WHAT TO WORK ON:
Omit images. Retype all entries verbatim.

DATASET CONTENT:
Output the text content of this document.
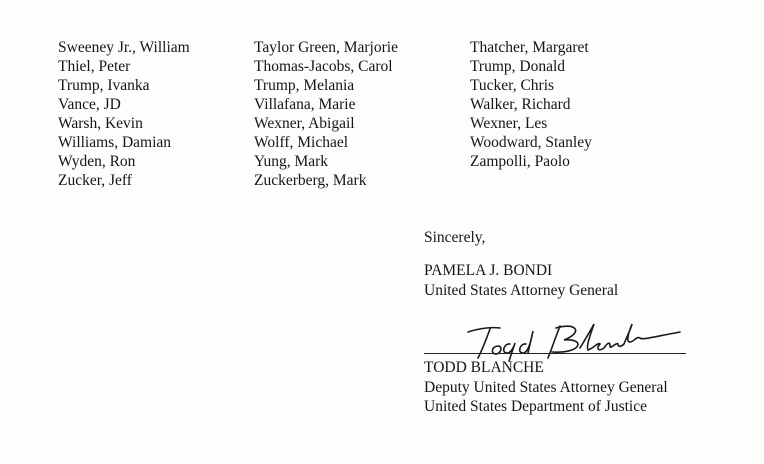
Sweeney Jr., William
Thiel, Peter
Trump, Ivanka
Vance, JD
Warsh, Kevin
Williams, Damian
Wyden, Ron
Zucker, Jeff
Taylor Green, Marjorie
Thomas-Jacobs, Carol
Trump, Melania
Villafana, Marie
Wexner, Abigail
Wolff, Michael
Yung, Mark
Zuckerberg, Mark
Thatcher, Margaret
Trump, Donald
Tucker, Chris
Walker, Richard
Wexner, Les
Woodward, Stanley
Zampolli, Paolo
Sincerely,
PAMELA J. BONDI
United States Attorney General
TODD BLANCHE
Deputy United States Attorney General
United States Department of Justice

CORRECT RESULT:
Output the text content of this document.
Sweeney Jr., William
Thiel, Peter
Trump, Ivanka
Vance, JD
Warsh, Kevin
Williams, Damian
Wyden, Ron
Zucker, Jeff
Taylor Green, Marjorie
Thomas-Jacobs, Carol
Trump, Melania
Villafana, Marie
Wexner, Abigail
Wolff, Michael
Yung, Mark
Zuckerberg, Mark
Thatcher, Margaret
Trump, Donald
Tucker, Chris
Walker, Richard
Wexner, Les
Woodward, Stanley
Zampolli, Paolo
Sincerely,
PAMELA J. BONDI
United States Attorney General
TODD BLANCHE
Deputy United States Attorney General
United States Department of Justice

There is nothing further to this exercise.